Copy each line of the entries that contains the word "decir".

Items from a dataset
▶

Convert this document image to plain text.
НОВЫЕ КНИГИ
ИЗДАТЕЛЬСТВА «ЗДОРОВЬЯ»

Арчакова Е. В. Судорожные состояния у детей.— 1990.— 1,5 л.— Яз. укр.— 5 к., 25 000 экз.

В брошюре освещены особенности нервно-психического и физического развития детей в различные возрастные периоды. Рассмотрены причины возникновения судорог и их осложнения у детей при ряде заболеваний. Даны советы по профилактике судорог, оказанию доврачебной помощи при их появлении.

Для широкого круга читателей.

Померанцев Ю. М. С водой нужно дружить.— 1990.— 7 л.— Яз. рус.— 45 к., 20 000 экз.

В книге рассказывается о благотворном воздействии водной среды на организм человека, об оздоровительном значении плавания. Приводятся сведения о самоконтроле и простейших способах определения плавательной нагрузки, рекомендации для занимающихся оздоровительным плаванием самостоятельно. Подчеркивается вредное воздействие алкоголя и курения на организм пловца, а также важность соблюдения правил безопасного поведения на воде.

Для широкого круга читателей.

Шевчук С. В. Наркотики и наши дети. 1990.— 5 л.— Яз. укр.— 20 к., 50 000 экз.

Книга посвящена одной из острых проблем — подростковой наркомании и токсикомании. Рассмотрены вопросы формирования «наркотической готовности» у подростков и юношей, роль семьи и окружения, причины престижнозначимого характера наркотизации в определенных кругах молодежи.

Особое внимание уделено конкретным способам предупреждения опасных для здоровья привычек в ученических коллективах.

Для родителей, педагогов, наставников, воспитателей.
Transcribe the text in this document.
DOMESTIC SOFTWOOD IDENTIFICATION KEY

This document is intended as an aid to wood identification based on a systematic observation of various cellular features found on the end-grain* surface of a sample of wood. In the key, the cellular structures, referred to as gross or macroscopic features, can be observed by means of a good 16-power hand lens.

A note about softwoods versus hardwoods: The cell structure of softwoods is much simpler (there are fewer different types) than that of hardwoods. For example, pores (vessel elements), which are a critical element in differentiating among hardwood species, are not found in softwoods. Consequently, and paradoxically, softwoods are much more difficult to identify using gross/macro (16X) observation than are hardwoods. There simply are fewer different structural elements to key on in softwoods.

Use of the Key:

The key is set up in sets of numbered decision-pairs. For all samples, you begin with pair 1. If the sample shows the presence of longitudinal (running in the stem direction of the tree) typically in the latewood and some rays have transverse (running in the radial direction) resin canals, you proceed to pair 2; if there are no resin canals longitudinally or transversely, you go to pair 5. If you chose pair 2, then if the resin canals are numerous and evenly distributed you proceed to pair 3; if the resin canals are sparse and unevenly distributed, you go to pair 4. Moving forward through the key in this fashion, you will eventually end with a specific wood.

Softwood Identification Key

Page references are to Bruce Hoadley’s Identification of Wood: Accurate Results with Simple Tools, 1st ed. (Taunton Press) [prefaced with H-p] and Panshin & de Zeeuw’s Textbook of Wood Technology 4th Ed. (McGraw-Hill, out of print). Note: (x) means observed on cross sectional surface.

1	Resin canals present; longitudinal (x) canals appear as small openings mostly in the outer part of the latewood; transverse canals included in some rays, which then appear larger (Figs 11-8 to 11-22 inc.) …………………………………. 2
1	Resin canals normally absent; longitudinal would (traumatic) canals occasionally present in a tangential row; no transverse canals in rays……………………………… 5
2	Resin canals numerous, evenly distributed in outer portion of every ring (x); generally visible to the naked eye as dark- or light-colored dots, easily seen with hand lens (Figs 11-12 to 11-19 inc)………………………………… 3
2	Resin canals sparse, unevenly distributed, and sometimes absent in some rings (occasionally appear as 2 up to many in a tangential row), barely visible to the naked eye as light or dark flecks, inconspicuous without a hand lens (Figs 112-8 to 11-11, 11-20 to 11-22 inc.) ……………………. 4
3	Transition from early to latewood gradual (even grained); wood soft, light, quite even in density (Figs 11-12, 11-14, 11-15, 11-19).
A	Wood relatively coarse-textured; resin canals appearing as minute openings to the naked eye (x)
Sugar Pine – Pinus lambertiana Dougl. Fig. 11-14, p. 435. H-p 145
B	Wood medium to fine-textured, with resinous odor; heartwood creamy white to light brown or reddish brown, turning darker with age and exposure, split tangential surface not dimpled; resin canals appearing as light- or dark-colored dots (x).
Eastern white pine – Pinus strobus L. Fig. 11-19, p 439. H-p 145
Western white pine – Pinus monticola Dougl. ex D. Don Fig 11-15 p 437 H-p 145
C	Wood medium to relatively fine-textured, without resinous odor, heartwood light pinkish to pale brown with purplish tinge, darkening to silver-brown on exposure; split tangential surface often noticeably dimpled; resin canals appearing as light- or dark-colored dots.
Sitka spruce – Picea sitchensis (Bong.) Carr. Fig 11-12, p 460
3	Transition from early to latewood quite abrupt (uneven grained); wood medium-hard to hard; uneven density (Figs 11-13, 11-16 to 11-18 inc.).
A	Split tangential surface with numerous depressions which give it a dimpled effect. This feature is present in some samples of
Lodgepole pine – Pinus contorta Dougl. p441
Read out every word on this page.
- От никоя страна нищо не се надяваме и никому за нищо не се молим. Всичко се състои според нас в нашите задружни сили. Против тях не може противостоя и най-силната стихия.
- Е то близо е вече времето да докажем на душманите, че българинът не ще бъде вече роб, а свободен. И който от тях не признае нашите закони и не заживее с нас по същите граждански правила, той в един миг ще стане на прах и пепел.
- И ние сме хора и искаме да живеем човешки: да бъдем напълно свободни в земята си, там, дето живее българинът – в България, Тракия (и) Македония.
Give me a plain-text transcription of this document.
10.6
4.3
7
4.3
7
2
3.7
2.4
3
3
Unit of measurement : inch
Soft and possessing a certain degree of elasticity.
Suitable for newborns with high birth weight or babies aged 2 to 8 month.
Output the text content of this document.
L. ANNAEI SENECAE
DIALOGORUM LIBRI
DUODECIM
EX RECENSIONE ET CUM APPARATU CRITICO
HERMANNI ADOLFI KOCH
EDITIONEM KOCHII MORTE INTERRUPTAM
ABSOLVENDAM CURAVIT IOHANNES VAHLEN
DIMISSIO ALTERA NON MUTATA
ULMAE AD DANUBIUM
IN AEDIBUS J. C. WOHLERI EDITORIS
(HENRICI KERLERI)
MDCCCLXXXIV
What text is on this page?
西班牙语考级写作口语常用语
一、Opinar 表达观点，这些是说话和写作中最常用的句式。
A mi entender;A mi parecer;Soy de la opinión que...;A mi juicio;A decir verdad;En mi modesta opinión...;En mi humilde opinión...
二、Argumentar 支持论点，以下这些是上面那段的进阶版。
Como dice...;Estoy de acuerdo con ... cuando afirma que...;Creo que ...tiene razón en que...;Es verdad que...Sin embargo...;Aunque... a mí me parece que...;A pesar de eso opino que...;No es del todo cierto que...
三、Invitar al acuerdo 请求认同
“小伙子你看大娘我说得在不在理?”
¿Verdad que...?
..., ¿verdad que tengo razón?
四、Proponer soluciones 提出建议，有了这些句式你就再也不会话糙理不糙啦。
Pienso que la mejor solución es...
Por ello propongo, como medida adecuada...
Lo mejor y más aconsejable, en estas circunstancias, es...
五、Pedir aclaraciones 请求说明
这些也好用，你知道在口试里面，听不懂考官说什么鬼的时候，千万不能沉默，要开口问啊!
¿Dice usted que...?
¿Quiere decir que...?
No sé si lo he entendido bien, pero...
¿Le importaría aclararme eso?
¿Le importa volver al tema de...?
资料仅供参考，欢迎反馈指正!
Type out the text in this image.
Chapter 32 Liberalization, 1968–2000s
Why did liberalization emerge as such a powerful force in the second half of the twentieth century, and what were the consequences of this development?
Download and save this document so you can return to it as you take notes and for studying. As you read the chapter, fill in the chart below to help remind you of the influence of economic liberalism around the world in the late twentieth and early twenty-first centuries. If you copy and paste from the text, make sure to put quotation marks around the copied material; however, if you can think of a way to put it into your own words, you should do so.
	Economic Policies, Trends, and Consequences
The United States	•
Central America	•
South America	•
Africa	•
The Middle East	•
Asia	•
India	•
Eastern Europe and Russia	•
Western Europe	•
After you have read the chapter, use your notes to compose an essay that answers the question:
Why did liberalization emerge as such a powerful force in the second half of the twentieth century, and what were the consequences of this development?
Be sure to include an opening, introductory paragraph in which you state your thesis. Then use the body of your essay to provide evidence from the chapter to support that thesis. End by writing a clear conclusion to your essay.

◀

*ANSWER TO THE TASK*.
A mi entender;A mi parecer;Soy de la opinión que...;A mi juicio;A decir verdad;En mi modesta opinión...;En mi humilde opinión...
¿Quiere decir que...?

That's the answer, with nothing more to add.